Problem. Can you reproduce the data beneath, keeping every line exact?

[Raw records]
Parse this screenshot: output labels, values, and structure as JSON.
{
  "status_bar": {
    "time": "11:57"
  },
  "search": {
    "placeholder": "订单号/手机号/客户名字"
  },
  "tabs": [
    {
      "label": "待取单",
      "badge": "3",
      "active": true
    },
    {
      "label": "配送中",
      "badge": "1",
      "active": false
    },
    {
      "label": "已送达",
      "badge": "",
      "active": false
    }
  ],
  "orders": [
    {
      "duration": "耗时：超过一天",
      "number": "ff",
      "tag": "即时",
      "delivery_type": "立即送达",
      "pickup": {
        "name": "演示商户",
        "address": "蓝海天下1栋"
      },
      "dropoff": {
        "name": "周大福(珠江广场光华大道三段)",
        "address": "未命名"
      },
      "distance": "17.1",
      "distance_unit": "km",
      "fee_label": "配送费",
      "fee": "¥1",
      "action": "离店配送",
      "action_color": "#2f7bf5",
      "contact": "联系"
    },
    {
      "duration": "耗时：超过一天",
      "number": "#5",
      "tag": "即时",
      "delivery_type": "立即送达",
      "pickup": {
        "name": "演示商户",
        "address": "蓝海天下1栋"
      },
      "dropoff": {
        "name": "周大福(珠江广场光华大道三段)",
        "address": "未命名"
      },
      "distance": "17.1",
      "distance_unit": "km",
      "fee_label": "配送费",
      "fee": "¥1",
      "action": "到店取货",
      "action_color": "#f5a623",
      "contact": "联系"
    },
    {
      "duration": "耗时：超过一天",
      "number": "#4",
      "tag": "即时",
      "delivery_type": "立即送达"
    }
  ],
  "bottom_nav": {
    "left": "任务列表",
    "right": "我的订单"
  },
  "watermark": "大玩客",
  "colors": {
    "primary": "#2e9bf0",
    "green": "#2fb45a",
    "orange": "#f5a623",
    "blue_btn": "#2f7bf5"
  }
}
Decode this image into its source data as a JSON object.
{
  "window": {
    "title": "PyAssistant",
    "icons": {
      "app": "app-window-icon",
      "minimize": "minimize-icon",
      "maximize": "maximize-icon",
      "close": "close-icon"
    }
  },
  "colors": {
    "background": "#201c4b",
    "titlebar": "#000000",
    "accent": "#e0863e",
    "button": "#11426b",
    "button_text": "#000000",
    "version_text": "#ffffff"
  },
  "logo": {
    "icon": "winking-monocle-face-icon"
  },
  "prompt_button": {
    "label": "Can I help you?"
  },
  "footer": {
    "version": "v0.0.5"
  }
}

Response.
Parse this screenshot: output labels, values, and structure as JSON.
{
  "status_bar": {
    "time": "11:57"
  },
  "search": {
    "placeholder": "订单号/手机号/客户名字"
  },
  "tabs": [
    {
      "label": "待取单",
      "badge": "3",
      "active": true
    },
    {
      "label": "配送中",
      "badge": "1",
      "active": false
    },
    {
      "label": "已送达",
      "badge": "",
      "active": false
    }
  ],
  "orders": [
    {
      "duration": "耗时：超过一天",
      "number": "ff",
      "tag": "即时",
      "delivery_type": "立即送达",
      "pickup": {
        "name": "演示商户",
        "address": "蓝海天下1栋"
      },
      "dropoff": {
        "name": "周大福(珠江广场光华大道三段)",
        "address": "未命名"
      },
      "distance": "17.1",
      "distance_unit": "km",
      "fee_label": "配送费",
      "fee": "¥1",
      "action": "离店配送",
      "action_color": "#2f7bf5",
      "contact": "联系"
    },
    {
      "duration": "耗时：超过一天",
      "number": "#5",
      "tag": "即时",
      "delivery_type": "立即送达",
      "pickup": {
        "name": "演示商户",
        "address": "蓝海天下1栋"
      },
      "dropoff": {
        "name": "周大福(珠江广场光华大道三段)",
        "address": "未命名"
      },
      "distance": "17.1",
      "distance_unit": "km",
      "fee_label": "配送费",
      "fee": "¥1",
      "action": "到店取货",
      "action_color": "#f5a623",
      "contact": "联系"
    },
    {
      "duration": "耗时：超过一天",
      "number": "#4",
      "tag": "即时",
      "delivery_type": "立即送达"
    }
  ],
  "bottom_nav": {
    "left": "任务列表",
    "right": "我的订单"
  },
  "watermark": "大玩客",
  "colors": {
    "primary": "#2e9bf0",
    "green": "#2fb45a",
    "orange": "#f5a623",
    "blue_btn": "#2f7bf5"
  }
}
Decode this image into its source data as a JSON object.
{
  "window": {
    "title": "PyAssistant",
    "icons": {
      "app": "app-window-icon",
      "minimize": "minimize-icon",
      "maximize": "maximize-icon",
      "close": "close-icon"
    }
  },
  "colors": {
    "background": "#201c4b",
    "titlebar": "#000000",
    "accent": "#e0863e",
    "button": "#11426b",
    "button_text": "#000000",
    "version_text": "#ffffff"
  },
  "logo": {
    "icon": "winking-monocle-face-icon"
  },
  "prompt_button": {
    "label": "Can I help you?"
  },
  "footer": {
    "version": "v0.0.5"
  }
}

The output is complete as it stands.